_Requirement_: Type the records out again in full, exactly.

_Given entries_:
☆ ☆ ☆ ☆ ☆
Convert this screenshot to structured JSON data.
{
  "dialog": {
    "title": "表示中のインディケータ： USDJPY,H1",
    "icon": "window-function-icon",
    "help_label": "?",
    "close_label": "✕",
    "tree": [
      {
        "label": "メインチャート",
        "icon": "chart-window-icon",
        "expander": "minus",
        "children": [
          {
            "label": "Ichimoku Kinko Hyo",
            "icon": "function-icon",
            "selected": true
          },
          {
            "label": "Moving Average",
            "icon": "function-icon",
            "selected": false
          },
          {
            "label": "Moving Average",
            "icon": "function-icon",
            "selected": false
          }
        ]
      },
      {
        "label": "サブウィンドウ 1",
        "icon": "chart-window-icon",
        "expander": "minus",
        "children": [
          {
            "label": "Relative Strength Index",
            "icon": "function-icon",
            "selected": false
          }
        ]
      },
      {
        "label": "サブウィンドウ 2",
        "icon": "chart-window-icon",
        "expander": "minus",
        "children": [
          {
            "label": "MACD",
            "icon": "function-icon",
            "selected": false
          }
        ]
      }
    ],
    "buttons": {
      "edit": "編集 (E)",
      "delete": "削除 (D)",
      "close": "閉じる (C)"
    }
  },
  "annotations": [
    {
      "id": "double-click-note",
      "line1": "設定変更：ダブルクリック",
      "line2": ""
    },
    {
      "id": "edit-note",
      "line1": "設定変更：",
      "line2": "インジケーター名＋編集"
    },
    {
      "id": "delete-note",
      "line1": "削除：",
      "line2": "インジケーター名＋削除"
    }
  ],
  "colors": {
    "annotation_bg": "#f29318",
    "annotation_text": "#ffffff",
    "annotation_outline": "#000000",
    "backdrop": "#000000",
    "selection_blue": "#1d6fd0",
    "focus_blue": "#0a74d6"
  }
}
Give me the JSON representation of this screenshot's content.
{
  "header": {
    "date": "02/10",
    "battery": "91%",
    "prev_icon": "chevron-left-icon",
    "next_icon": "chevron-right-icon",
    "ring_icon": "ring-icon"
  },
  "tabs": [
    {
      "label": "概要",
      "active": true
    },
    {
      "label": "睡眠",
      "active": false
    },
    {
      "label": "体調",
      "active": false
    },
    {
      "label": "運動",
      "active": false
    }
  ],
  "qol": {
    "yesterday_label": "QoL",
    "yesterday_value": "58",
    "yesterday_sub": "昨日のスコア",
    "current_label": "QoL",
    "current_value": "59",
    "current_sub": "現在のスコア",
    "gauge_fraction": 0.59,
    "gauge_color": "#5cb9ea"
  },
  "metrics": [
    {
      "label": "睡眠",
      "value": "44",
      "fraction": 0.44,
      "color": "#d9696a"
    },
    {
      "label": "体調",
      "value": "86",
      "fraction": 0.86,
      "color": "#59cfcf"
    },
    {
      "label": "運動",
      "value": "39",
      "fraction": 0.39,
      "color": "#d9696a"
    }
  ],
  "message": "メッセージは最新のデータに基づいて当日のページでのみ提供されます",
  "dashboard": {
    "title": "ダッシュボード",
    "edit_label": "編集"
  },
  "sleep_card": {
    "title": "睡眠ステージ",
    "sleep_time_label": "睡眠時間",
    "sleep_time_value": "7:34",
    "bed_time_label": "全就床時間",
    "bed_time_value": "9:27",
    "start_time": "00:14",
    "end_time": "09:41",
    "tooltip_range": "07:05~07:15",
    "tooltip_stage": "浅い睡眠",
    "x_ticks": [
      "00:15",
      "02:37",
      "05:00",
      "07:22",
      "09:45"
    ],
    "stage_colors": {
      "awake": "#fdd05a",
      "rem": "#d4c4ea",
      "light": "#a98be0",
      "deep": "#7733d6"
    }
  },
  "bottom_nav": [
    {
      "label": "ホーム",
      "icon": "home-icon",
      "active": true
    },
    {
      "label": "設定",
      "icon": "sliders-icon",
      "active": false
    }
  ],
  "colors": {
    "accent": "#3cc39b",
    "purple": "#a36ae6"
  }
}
☆ ☆ ☆ ☆ ☆
_Answer to this task_:
Convert this screenshot to structured JSON data.
{
  "dialog": {
    "title": "表示中のインディケータ： USDJPY,H1",
    "icon": "window-function-icon",
    "help_label": "?",
    "close_label": "✕",
    "tree": [
      {
        "label": "メインチャート",
        "icon": "chart-window-icon",
        "expander": "minus",
        "children": [
          {
            "label": "Ichimoku Kinko Hyo",
            "icon": "function-icon",
            "selected": true
          },
          {
            "label": "Moving Average",
            "icon": "function-icon",
            "selected": false
          },
          {
            "label": "Moving Average",
            "icon": "function-icon",
            "selected": false
          }
        ]
      },
      {
        "label": "サブウィンドウ 1",
        "icon": "chart-window-icon",
        "expander": "minus",
        "children": [
          {
            "label": "Relative Strength Index",
            "icon": "function-icon",
            "selected": false
          }
        ]
      },
      {
        "label": "サブウィンドウ 2",
        "icon": "chart-window-icon",
        "expander": "minus",
        "children": [
          {
            "label": "MACD",
            "icon": "function-icon",
            "selected": false
          }
        ]
      }
    ],
    "buttons": {
      "edit": "編集 (E)",
      "delete": "削除 (D)",
      "close": "閉じる (C)"
    }
  },
  "annotations": [
    {
      "id": "double-click-note",
      "line1": "設定変更：ダブルクリック",
      "line2": ""
    },
    {
      "id": "edit-note",
      "line1": "設定変更：",
      "line2": "インジケーター名＋編集"
    },
    {
      "id": "delete-note",
      "line1": "削除：",
      "line2": "インジケーター名＋削除"
    }
  ],
  "colors": {
    "annotation_bg": "#f29318",
    "annotation_text": "#ffffff",
    "annotation_outline": "#000000",
    "backdrop": "#000000",
    "selection_blue": "#1d6fd0",
    "focus_blue": "#0a74d6"
  }
}
Give me the JSON representation of this screenshot's content.
{
  "header": {
    "date": "02/10",
    "battery": "91%",
    "prev_icon": "chevron-left-icon",
    "next_icon": "chevron-right-icon",
    "ring_icon": "ring-icon"
  },
  "tabs": [
    {
      "label": "概要",
      "active": true
    },
    {
      "label": "睡眠",
      "active": false
    },
    {
      "label": "体調",
      "active": false
    },
    {
      "label": "運動",
      "active": false
    }
  ],
  "qol": {
    "yesterday_label": "QoL",
    "yesterday_value": "58",
    "yesterday_sub": "昨日のスコア",
    "current_label": "QoL",
    "current_value": "59",
    "current_sub": "現在のスコア",
    "gauge_fraction": 0.59,
    "gauge_color": "#5cb9ea"
  },
  "metrics": [
    {
      "label": "睡眠",
      "value": "44",
      "fraction": 0.44,
      "color": "#d9696a"
    },
    {
      "label": "体調",
      "value": "86",
      "fraction": 0.86,
      "color": "#59cfcf"
    },
    {
      "label": "運動",
      "value": "39",
      "fraction": 0.39,
      "color": "#d9696a"
    }
  ],
  "message": "メッセージは最新のデータに基づいて当日のページでのみ提供されます",
  "dashboard": {
    "title": "ダッシュボード",
    "edit_label": "編集"
  },
  "sleep_card": {
    "title": "睡眠ステージ",
    "sleep_time_label": "睡眠時間",
    "sleep_time_value": "7:34",
    "bed_time_label": "全就床時間",
    "bed_time_value": "9:27",
    "start_time": "00:14",
    "end_time": "09:41",
    "tooltip_range": "07:05~07:15",
    "tooltip_stage": "浅い睡眠",
    "x_ticks": [
      "00:15",
      "02:37",
      "05:00",
      "07:22",
      "09:45"
    ],
    "stage_colors": {
      "awake": "#fdd05a",
      "rem": "#d4c4ea",
      "light": "#a98be0",
      "deep": "#7733d6"
    }
  },
  "bottom_nav": [
    {
      "label": "ホーム",
      "icon": "home-icon",
      "active": true
    },
    {
      "label": "設定",
      "icon": "sliders-icon",
      "active": false
    }
  ],
  "colors": {
    "accent": "#3cc39b",
    "purple": "#a36ae6"
  }
}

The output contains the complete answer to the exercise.